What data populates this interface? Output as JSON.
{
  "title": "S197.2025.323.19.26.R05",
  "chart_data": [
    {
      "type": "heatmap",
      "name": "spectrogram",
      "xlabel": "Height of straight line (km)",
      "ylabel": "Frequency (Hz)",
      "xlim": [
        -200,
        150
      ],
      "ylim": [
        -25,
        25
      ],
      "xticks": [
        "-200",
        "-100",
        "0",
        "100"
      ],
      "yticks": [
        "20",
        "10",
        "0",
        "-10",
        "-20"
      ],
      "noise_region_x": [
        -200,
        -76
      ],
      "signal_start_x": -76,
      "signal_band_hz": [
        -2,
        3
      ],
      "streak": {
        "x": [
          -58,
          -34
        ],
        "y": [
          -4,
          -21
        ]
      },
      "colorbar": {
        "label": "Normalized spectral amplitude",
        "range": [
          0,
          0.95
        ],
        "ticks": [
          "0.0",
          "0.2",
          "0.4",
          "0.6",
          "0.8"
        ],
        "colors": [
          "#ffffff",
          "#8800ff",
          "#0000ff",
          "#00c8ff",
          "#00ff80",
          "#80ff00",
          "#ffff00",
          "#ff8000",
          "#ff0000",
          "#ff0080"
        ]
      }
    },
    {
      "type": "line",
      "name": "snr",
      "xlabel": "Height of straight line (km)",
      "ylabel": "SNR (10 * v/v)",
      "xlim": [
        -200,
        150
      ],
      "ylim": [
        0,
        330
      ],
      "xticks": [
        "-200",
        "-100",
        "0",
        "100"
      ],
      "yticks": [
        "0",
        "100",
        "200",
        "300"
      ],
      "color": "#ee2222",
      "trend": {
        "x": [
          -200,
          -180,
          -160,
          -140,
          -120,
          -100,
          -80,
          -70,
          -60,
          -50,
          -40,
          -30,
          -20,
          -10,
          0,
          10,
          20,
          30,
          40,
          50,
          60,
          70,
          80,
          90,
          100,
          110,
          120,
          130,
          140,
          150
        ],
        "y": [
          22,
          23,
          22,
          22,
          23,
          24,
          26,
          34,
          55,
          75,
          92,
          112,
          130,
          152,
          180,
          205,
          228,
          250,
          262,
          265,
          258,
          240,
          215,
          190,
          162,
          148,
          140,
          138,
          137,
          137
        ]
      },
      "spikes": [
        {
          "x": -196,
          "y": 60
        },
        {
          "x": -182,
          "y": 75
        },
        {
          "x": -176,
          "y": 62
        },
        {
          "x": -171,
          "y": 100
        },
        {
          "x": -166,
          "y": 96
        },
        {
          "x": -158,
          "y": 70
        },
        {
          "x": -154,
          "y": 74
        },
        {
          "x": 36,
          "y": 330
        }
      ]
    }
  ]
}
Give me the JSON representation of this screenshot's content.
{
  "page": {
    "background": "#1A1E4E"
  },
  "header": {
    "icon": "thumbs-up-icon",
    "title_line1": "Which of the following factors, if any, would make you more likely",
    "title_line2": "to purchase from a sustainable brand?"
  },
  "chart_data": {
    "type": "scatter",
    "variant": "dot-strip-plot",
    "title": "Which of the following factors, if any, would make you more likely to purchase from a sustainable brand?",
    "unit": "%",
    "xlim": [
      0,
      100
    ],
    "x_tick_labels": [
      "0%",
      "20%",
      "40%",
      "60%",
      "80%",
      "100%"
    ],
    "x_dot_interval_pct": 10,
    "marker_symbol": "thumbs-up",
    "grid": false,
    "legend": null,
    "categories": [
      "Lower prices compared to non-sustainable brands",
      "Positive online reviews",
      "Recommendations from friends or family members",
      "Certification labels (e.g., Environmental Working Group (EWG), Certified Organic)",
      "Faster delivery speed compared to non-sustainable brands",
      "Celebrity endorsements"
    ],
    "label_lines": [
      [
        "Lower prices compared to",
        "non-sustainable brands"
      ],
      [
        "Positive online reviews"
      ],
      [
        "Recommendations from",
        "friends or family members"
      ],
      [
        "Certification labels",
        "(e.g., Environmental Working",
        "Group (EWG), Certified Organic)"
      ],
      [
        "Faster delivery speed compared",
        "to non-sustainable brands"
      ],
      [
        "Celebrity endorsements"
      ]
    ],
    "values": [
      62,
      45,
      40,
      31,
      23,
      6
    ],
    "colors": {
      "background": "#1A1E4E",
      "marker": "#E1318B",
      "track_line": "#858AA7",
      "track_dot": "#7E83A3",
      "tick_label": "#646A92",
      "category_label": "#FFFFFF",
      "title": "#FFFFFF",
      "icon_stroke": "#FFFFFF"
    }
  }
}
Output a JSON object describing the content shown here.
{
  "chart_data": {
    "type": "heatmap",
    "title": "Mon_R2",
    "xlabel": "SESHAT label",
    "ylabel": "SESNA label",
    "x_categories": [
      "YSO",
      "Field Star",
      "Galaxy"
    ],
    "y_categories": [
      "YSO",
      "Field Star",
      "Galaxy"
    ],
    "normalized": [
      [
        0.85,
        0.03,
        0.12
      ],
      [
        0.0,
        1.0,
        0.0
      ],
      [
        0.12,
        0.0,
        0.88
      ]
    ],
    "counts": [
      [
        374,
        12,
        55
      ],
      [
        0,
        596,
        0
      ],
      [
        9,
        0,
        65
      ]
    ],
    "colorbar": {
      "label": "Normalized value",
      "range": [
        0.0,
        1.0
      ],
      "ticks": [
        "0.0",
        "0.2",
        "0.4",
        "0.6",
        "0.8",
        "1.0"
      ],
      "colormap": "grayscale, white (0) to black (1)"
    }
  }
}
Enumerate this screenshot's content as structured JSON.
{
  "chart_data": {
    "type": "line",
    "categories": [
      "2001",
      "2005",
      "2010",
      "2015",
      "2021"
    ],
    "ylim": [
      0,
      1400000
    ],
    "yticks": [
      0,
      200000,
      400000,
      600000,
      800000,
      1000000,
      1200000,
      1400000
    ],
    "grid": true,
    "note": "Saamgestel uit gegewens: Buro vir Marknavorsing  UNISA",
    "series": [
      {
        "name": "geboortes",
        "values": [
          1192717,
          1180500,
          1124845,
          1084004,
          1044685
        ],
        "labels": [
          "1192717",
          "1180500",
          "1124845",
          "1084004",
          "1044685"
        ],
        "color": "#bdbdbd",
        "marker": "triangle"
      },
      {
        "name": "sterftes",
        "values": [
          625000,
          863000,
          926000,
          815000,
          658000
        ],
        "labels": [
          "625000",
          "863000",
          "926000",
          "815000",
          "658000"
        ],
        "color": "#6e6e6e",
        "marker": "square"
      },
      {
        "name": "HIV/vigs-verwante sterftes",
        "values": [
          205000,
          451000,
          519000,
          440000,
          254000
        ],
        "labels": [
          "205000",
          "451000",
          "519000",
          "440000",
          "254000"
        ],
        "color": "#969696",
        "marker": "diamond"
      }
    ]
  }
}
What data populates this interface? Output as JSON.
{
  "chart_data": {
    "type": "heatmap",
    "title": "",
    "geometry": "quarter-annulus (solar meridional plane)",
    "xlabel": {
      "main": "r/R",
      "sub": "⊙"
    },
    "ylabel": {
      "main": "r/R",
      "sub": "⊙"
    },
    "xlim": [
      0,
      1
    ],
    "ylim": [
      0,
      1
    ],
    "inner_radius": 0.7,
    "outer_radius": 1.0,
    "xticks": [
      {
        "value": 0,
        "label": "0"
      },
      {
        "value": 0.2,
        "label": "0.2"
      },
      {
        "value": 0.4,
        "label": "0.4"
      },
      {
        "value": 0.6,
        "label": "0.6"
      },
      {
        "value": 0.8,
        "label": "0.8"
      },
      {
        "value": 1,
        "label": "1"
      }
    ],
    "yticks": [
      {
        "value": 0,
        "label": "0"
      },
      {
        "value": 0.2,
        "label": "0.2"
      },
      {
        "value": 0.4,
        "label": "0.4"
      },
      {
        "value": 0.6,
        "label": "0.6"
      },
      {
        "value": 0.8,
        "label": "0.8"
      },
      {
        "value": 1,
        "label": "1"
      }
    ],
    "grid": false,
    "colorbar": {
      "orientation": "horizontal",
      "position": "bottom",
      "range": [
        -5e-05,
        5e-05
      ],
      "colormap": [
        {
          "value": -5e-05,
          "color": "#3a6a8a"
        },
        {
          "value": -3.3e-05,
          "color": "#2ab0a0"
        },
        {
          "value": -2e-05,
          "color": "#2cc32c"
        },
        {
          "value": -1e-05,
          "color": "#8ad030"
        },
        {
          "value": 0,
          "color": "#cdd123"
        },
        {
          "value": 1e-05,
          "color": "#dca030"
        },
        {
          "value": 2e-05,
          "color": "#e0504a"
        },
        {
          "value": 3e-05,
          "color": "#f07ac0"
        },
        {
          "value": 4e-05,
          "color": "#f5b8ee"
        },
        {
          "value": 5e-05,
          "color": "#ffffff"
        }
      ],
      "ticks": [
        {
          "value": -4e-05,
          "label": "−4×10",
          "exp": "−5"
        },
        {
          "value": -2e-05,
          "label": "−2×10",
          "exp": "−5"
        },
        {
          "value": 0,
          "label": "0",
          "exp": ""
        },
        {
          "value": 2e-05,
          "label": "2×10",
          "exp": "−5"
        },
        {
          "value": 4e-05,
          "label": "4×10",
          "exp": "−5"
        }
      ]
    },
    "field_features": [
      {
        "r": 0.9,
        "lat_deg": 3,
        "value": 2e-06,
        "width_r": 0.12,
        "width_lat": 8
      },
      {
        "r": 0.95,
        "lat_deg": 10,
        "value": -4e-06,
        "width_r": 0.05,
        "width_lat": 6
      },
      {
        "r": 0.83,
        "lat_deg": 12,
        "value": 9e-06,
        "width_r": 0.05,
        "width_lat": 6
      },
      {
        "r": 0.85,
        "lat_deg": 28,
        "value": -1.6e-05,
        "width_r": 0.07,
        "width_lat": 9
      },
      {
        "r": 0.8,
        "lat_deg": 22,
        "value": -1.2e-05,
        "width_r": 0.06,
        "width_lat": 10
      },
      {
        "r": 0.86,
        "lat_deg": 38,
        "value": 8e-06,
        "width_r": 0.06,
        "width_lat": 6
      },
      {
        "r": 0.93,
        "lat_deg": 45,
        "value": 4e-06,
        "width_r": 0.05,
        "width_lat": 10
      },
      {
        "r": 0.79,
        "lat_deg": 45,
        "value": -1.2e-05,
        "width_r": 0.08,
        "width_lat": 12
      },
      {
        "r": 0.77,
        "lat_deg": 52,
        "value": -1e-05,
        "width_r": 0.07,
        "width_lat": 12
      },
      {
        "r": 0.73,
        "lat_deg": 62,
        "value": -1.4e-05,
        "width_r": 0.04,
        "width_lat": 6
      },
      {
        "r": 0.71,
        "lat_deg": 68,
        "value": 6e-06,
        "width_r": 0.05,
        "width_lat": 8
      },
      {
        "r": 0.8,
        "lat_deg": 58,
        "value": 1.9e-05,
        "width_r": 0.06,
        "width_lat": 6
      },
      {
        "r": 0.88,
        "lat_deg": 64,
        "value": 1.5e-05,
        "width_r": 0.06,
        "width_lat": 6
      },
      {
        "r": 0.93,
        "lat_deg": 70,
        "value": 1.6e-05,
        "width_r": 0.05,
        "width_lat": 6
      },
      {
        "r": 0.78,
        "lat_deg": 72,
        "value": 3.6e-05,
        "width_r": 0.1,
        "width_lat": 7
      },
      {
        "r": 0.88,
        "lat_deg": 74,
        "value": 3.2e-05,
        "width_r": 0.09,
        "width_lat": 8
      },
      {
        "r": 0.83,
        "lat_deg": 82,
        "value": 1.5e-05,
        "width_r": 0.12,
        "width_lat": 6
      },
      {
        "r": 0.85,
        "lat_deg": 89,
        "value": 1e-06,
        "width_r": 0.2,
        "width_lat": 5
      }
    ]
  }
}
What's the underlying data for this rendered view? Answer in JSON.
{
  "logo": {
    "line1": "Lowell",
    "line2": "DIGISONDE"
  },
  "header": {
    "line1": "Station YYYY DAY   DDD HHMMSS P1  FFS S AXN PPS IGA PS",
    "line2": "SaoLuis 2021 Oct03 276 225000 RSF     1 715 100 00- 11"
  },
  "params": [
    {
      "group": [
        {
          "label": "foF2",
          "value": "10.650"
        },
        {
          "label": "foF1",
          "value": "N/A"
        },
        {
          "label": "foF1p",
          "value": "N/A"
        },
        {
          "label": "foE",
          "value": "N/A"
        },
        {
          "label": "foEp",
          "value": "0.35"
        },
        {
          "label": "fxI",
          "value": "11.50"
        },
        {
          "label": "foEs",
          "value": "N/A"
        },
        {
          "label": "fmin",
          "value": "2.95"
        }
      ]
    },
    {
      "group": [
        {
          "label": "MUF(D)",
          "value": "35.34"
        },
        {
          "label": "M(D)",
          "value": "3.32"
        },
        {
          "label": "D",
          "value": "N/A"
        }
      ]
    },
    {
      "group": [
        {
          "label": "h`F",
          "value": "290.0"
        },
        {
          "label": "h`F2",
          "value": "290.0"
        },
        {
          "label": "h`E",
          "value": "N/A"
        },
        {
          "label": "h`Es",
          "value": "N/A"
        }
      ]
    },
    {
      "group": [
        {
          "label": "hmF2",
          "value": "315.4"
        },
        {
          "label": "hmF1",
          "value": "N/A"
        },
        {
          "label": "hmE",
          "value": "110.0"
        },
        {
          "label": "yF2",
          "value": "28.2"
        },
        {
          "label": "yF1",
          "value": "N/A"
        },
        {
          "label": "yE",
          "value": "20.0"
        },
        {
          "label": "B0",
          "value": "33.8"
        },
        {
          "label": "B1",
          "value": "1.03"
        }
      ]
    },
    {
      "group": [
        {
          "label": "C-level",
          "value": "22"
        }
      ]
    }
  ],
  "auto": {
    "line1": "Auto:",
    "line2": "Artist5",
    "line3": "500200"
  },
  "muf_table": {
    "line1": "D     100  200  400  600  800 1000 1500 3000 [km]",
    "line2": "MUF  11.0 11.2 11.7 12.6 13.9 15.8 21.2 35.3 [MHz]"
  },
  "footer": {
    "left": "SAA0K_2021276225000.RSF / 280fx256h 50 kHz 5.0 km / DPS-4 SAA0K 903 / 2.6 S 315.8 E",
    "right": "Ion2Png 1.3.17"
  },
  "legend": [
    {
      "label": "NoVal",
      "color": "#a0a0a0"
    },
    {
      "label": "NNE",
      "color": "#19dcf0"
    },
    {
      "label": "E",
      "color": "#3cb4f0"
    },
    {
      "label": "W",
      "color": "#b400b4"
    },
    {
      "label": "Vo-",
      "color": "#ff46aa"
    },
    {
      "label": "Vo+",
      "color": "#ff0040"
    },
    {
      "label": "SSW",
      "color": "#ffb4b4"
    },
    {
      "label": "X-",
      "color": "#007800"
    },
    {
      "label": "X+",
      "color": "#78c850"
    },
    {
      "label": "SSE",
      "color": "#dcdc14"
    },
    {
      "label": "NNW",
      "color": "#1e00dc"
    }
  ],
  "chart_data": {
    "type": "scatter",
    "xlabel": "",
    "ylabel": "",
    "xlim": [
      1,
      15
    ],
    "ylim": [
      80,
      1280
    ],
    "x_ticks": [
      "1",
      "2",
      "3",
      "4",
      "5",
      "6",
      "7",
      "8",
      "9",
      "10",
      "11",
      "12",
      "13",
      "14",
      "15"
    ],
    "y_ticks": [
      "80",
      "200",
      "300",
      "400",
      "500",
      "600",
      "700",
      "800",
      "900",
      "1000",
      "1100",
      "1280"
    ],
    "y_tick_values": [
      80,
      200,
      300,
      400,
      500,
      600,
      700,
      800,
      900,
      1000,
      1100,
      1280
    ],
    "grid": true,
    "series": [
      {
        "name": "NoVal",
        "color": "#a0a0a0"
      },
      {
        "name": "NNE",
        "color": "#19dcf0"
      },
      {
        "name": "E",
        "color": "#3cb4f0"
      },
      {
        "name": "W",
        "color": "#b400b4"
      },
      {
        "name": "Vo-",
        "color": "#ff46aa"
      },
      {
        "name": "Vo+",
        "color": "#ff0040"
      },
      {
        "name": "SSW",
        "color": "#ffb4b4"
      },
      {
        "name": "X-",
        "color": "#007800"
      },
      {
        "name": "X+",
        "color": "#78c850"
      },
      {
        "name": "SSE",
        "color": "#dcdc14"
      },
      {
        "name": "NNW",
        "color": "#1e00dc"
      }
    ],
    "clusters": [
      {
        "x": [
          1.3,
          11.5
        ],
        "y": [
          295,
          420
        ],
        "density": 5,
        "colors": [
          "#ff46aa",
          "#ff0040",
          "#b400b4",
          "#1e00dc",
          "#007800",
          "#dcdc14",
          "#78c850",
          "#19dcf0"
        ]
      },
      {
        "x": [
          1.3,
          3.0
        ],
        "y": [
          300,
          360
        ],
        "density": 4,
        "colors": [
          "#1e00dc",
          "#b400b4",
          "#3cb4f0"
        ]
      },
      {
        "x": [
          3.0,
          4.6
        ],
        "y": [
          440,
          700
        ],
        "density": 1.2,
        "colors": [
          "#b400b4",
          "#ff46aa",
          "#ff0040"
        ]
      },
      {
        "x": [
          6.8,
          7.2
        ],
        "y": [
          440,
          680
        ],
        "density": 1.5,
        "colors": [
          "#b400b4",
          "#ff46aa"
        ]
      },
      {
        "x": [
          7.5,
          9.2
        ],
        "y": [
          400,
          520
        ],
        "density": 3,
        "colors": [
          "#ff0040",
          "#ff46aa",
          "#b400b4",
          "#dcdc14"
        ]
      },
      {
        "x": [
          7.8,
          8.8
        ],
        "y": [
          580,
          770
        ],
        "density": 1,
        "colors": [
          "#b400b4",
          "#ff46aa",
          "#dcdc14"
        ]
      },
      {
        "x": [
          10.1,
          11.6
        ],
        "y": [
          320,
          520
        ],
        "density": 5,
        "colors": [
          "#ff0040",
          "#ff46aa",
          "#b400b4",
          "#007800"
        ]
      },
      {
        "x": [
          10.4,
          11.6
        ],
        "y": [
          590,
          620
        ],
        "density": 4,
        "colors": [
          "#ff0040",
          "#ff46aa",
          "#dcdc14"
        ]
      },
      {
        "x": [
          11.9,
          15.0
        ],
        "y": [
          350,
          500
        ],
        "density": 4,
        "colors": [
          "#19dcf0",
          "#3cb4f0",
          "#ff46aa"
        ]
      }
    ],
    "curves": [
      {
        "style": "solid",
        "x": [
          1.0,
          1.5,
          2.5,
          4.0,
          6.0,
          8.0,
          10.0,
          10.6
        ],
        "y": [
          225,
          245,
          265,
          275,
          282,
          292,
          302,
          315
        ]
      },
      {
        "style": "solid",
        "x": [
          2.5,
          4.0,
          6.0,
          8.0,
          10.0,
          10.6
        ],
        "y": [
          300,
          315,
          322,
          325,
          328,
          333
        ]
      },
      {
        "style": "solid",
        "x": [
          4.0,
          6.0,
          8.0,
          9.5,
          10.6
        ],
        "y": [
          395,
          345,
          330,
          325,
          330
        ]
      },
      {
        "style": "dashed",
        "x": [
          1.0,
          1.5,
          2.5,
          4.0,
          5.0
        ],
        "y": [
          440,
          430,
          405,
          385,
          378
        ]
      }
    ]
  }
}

_ _ _ _

→ To be done:
Read the data above and pull out each line that holds the string "more".

→ Solution for this problem:
    "title_line1": "Which of the following factors, if any, would make you more likely",
    "title": "Which of the following factors, if any, would make you more likely to purchase from a sustainable brand?",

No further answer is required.